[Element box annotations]

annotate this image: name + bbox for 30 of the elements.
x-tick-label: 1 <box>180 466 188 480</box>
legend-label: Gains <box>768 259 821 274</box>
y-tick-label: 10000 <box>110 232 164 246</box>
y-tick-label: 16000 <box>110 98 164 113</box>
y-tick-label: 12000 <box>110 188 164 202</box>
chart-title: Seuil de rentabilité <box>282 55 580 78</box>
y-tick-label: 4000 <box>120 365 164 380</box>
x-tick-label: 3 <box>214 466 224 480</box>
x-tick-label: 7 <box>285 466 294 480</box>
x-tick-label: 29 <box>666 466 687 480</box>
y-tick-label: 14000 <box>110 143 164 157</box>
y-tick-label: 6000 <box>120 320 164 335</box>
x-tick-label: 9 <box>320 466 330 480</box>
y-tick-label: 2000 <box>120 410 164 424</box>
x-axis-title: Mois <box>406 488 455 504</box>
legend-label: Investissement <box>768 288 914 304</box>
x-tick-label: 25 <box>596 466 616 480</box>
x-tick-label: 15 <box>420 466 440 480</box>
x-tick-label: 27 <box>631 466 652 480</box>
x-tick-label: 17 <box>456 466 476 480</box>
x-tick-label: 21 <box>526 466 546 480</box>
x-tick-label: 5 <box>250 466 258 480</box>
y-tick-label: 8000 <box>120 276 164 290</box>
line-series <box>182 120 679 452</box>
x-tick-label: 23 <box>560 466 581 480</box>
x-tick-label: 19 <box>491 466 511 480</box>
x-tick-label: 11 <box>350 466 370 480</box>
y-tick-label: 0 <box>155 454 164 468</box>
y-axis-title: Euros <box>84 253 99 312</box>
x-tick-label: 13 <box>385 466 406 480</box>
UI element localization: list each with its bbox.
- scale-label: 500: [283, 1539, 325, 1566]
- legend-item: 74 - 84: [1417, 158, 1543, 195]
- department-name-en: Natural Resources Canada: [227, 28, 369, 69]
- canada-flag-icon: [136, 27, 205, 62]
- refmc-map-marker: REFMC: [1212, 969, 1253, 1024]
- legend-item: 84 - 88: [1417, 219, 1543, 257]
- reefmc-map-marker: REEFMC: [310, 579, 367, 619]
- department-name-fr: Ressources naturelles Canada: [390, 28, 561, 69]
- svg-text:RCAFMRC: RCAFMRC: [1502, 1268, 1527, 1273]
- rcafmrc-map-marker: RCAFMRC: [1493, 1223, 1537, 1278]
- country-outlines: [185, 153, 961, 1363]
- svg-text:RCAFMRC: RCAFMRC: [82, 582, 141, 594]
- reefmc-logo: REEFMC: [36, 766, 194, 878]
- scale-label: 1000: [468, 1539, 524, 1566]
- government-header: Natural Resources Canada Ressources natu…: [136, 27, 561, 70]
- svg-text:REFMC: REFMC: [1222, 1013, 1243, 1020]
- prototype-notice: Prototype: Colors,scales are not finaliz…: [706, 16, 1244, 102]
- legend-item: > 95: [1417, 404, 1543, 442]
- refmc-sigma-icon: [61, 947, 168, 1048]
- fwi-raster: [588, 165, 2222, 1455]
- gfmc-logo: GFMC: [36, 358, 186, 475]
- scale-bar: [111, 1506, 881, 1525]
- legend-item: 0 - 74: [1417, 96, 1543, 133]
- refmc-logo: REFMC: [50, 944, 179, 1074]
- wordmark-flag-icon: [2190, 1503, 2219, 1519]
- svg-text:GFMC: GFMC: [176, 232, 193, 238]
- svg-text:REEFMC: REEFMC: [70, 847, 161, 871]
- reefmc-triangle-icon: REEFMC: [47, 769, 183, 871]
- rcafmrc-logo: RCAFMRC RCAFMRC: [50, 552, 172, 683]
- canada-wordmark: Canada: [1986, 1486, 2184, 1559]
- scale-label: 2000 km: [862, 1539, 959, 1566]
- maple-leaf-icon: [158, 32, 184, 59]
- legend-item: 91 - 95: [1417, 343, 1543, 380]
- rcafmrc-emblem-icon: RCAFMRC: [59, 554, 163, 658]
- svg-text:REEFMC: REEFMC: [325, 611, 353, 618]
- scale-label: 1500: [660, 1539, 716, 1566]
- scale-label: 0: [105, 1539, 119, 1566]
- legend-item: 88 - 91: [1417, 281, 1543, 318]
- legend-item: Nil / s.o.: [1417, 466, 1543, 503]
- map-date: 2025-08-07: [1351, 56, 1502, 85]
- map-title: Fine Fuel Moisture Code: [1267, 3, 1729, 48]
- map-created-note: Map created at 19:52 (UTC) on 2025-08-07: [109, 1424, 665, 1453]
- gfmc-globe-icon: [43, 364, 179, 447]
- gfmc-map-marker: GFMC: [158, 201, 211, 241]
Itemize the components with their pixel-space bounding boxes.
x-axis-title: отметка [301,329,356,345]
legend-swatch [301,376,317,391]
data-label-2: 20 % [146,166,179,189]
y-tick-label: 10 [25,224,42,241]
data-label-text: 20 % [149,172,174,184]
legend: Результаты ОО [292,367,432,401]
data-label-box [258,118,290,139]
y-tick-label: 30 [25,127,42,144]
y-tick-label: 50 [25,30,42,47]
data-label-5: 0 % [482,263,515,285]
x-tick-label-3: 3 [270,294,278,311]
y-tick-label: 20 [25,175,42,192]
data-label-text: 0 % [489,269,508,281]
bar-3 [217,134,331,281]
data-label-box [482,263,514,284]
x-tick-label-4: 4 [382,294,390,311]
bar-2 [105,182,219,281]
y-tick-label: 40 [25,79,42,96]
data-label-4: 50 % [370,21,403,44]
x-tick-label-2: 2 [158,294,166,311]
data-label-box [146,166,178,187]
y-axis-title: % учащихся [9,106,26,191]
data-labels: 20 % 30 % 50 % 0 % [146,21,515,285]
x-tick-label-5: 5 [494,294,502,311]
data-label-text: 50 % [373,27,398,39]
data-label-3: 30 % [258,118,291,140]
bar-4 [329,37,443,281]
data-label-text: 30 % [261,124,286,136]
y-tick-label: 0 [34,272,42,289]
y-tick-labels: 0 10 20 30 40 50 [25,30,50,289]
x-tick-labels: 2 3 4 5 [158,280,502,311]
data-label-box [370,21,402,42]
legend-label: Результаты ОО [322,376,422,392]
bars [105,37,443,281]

# [What the task requires]
Edit the stretch from the start of the records through the line containing "- scale-label: 500: [283, 1539, 325, 1566]" by putting "Investment" in place of "Investissement". Give those lines again with everything else unchanged.

# [Written answer]
annotate this image: name + bbox for 30 of the elements.
x-tick-label: 1 <box>180 466 188 480</box>
legend-label: Gains <box>768 259 821 274</box>
y-tick-label: 10000 <box>110 232 164 246</box>
y-tick-label: 16000 <box>110 98 164 113</box>
y-tick-label: 12000 <box>110 188 164 202</box>
chart-title: Seuil de rentabilité <box>282 55 580 78</box>
y-tick-label: 4000 <box>120 365 164 380</box>
x-tick-label: 3 <box>214 466 224 480</box>
x-tick-label: 7 <box>285 466 294 480</box>
x-tick-label: 29 <box>666 466 687 480</box>
y-tick-label: 14000 <box>110 143 164 157</box>
y-tick-label: 6000 <box>120 320 164 335</box>
x-tick-label: 9 <box>320 466 330 480</box>
y-tick-label: 2000 <box>120 410 164 424</box>
x-axis-title: Mois <box>406 488 455 504</box>
legend-label: Investment <box>768 288 914 304</box>
x-tick-label: 25 <box>596 466 616 480</box>
x-tick-label: 15 <box>420 466 440 480</box>
x-tick-label: 27 <box>631 466 652 480</box>
x-tick-label: 17 <box>456 466 476 480</box>
x-tick-label: 21 <box>526 466 546 480</box>
x-tick-label: 5 <box>250 466 258 480</box>
y-tick-label: 8000 <box>120 276 164 290</box>
line-series <box>182 120 679 452</box>
x-tick-label: 23 <box>560 466 581 480</box>
x-tick-label: 19 <box>491 466 511 480</box>
x-tick-label: 11 <box>350 466 370 480</box>
y-tick-label: 0 <box>155 454 164 468</box>
y-axis-title: Euros <box>84 253 99 312</box>
x-tick-label: 13 <box>385 466 406 480</box>
UI element localization: list each with its bbox.
- scale-label: 500: [283, 1539, 325, 1566]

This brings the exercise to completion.